_Task details_: In the passage on Gmail's message size limit, copy the part from "I got the 35MB" to "Connected to gmail-smtp-in.l.google.com.", replacing "MX" with "mail server" wherever it appears.

_Passage to read_:
--- START ---
I got the 35MB by connecting to their MX and then looking at the value returned by the SIZE ESMTP extension:

  mike@alfa:~$ telnet gmail-smtp-in.l.google.com 25
  Trying 209.85.143.27...
  Connected to gmail-smtp-in.l.google.com.
  Escape character is '^]'.
  220 mx.google.com ESMTP z4si16632304weq.140
  EHLO mail.cardwellit.com
  250-mx.google.com at your service, [178.79.145.246]
  250-SIZE 35882577
  250-8BITMIME
  250-STARTTLS
  250 ENHANCEDSTATUSCODES
Their MX states that it accepts messages up to 35882577 bytes in size, which is just under 35MB.


That's a great bit of technical expectation management.

"We'll accept up to 25MB!" And then when you send something 26 or 27MB because you don't notice that it's so close to the limit, the system forgives you.


More likely it is an accommodation of base64[1] (MIME) encoding of binary files, which results in a 30% expansion (3 bytes get encoded to 4): 25MB * (4/3) = 33MB. People who read that GMail is limited to 25MB will expect their 25MB photo to be accepted. This requires the absolute size limit to be set to 33MB (probably bumped up to 35MB to accommodate the HTML body and other spurious stuff like the 25 off-topic replies).
--- END ---
_Information_:
--- START ---
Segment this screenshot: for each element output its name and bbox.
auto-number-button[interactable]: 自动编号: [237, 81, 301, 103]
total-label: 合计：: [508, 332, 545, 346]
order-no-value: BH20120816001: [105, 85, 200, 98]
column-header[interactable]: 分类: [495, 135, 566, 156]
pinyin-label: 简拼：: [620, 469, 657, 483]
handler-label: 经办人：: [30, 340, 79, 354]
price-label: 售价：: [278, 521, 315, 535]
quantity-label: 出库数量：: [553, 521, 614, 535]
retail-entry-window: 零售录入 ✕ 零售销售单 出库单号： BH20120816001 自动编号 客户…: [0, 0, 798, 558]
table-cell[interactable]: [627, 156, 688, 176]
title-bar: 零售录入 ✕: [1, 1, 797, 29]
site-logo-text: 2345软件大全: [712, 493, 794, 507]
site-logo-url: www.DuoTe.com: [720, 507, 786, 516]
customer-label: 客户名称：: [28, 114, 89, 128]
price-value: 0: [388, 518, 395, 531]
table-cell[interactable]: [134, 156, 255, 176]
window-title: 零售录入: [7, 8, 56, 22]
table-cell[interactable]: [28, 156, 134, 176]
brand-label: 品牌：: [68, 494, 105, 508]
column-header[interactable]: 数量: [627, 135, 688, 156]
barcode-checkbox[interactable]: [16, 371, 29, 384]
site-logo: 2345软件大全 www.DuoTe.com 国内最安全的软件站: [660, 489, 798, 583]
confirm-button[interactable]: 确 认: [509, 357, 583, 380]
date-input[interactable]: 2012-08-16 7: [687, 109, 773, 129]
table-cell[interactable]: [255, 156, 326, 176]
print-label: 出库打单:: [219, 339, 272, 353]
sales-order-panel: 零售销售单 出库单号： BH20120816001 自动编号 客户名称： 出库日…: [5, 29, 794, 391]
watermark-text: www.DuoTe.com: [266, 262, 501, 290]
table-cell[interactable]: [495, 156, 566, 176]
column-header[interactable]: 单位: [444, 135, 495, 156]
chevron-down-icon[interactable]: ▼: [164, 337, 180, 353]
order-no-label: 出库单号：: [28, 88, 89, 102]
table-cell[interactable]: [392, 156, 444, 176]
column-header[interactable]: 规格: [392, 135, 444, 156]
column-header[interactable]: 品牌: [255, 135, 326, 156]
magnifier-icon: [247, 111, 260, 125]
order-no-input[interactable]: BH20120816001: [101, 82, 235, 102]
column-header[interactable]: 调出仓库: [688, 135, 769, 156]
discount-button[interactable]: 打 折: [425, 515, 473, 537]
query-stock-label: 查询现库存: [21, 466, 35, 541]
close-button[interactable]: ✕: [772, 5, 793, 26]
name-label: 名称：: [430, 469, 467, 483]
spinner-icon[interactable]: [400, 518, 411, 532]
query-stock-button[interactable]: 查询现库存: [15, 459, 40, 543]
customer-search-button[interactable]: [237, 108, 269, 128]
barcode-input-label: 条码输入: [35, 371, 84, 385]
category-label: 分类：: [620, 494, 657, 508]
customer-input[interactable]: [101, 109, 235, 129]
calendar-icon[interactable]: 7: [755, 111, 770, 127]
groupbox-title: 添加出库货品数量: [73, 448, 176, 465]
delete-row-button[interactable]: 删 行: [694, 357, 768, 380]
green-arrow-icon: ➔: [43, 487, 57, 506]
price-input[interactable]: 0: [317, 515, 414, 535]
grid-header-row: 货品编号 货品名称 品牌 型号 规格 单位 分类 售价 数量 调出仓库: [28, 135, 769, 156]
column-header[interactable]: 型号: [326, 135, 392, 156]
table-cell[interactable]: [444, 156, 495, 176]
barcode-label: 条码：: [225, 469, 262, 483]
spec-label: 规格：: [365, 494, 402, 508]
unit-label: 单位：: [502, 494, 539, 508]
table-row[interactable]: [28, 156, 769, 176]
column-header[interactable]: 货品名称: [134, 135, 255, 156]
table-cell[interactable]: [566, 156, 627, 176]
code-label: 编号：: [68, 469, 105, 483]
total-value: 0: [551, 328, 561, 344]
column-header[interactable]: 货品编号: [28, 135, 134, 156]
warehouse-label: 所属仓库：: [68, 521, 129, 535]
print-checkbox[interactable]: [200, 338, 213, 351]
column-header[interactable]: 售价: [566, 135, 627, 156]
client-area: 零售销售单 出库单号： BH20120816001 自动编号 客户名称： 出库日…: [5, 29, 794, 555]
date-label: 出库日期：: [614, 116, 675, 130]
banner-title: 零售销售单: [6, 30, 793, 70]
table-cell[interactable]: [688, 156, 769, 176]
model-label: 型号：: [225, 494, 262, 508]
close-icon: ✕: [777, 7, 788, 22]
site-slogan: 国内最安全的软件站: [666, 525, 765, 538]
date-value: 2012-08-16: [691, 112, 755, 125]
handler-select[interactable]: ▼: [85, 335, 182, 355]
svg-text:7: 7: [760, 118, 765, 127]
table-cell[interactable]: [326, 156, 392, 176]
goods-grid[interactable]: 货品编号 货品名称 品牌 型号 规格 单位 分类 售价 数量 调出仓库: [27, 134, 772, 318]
--- END ---
_Solution for this problem_:
I got the 35MB by connecting to their mail server and then looking at the value returned by the SIZE ESMTP extension:

  mike@alfa:~$ telnet gmail-smtp-in.l.google.com 25
  Trying 209.85.143.27...
  Connected to gmail-smtp-in.l.google.com.